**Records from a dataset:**
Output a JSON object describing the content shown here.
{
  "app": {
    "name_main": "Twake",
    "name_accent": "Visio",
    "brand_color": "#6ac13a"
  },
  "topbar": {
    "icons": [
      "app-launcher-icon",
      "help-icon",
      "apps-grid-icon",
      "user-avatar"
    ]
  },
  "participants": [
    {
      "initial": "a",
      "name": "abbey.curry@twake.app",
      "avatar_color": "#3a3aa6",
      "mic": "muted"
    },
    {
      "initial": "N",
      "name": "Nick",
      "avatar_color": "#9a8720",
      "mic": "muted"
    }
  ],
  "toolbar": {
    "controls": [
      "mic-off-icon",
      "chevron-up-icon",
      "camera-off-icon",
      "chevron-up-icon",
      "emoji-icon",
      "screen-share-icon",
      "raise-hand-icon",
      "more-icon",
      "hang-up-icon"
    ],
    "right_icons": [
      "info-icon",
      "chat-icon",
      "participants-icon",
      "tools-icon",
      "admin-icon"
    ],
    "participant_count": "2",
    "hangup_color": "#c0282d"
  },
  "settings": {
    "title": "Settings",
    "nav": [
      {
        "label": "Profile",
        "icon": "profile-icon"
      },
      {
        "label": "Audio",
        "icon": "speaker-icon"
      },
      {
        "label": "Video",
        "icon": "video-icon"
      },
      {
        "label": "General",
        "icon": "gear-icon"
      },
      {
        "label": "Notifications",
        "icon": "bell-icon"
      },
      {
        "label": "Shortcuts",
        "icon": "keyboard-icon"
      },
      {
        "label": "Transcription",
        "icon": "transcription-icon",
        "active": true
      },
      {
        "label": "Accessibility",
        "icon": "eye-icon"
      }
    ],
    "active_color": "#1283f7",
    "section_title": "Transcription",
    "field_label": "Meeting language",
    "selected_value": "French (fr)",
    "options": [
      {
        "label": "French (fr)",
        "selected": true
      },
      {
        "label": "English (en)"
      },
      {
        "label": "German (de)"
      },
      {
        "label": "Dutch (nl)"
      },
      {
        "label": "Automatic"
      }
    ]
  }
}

**Written request:**
Reproduce each entry above exactly, keeping every word.

**Answer to the exercise:**
Output a JSON object describing the content shown here.
{
  "app": {
    "name_main": "Twake",
    "name_accent": "Visio",
    "brand_color": "#6ac13a"
  },
  "topbar": {
    "icons": [
      "app-launcher-icon",
      "help-icon",
      "apps-grid-icon",
      "user-avatar"
    ]
  },
  "participants": [
    {
      "initial": "a",
      "name": "abbey.curry@twake.app",
      "avatar_color": "#3a3aa6",
      "mic": "muted"
    },
    {
      "initial": "N",
      "name": "Nick",
      "avatar_color": "#9a8720",
      "mic": "muted"
    }
  ],
  "toolbar": {
    "controls": [
      "mic-off-icon",
      "chevron-up-icon",
      "camera-off-icon",
      "chevron-up-icon",
      "emoji-icon",
      "screen-share-icon",
      "raise-hand-icon",
      "more-icon",
      "hang-up-icon"
    ],
    "right_icons": [
      "info-icon",
      "chat-icon",
      "participants-icon",
      "tools-icon",
      "admin-icon"
    ],
    "participant_count": "2",
    "hangup_color": "#c0282d"
  },
  "settings": {
    "title": "Settings",
    "nav": [
      {
        "label": "Profile",
        "icon": "profile-icon"
      },
      {
        "label": "Audio",
        "icon": "speaker-icon"
      },
      {
        "label": "Video",
        "icon": "video-icon"
      },
      {
        "label": "General",
        "icon": "gear-icon"
      },
      {
        "label": "Notifications",
        "icon": "bell-icon"
      },
      {
        "label": "Shortcuts",
        "icon": "keyboard-icon"
      },
      {
        "label": "Transcription",
        "icon": "transcription-icon",
        "active": true
      },
      {
        "label": "Accessibility",
        "icon": "eye-icon"
      }
    ],
    "active_color": "#1283f7",
    "section_title": "Transcription",
    "field_label": "Meeting language",
    "selected_value": "French (fr)",
    "options": [
      {
        "label": "French (fr)",
        "selected": true
      },
      {
        "label": "English (en)"
      },
      {
        "label": "German (de)"
      },
      {
        "label": "Dutch (nl)"
      },
      {
        "label": "Automatic"
      }
    ]
  }
}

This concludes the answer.